The request: Lines containing the word "Speed" are to be located and copied.

++++ Records ++++

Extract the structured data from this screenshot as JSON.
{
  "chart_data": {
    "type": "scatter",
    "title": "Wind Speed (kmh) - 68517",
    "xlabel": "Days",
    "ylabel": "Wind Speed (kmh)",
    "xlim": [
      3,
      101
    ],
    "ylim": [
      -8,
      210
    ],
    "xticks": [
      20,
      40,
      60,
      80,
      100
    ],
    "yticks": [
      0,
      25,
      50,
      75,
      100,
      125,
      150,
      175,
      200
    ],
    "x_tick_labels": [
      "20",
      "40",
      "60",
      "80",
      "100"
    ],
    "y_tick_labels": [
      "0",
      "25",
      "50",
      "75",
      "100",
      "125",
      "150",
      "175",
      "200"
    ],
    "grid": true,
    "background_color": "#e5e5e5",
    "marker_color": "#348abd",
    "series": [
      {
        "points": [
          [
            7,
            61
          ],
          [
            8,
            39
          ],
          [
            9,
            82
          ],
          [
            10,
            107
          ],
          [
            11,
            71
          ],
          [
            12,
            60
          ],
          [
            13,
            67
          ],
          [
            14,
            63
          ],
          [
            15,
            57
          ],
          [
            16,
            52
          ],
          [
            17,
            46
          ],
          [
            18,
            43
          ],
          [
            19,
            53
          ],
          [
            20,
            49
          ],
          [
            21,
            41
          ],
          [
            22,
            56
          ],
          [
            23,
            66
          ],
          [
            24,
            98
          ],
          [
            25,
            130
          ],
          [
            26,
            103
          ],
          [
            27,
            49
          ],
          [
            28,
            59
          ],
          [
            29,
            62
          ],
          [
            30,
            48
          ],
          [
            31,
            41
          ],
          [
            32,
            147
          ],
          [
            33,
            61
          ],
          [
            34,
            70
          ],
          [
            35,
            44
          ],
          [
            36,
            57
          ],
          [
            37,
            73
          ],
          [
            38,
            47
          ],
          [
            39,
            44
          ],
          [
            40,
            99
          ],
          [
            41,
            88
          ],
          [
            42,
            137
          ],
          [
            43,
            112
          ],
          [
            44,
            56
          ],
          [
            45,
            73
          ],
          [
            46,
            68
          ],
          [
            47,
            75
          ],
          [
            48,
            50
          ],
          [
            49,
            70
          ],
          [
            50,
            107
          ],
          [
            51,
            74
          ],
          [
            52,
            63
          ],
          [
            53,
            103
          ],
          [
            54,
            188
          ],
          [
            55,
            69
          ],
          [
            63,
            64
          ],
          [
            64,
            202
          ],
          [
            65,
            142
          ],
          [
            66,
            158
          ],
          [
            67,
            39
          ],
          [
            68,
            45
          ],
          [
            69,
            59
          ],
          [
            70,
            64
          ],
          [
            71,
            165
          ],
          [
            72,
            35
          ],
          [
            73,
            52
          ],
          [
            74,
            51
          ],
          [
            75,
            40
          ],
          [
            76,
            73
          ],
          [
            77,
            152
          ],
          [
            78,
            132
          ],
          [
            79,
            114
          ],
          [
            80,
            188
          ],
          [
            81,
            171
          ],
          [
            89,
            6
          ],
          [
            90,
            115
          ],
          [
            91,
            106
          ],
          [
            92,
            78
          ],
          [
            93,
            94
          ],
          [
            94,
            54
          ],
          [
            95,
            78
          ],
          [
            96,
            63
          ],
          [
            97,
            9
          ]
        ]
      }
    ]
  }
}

++++

Solution below:
    "title": "Wind Speed (kmh) - 68517",
    "ylabel": "Wind Speed (kmh)",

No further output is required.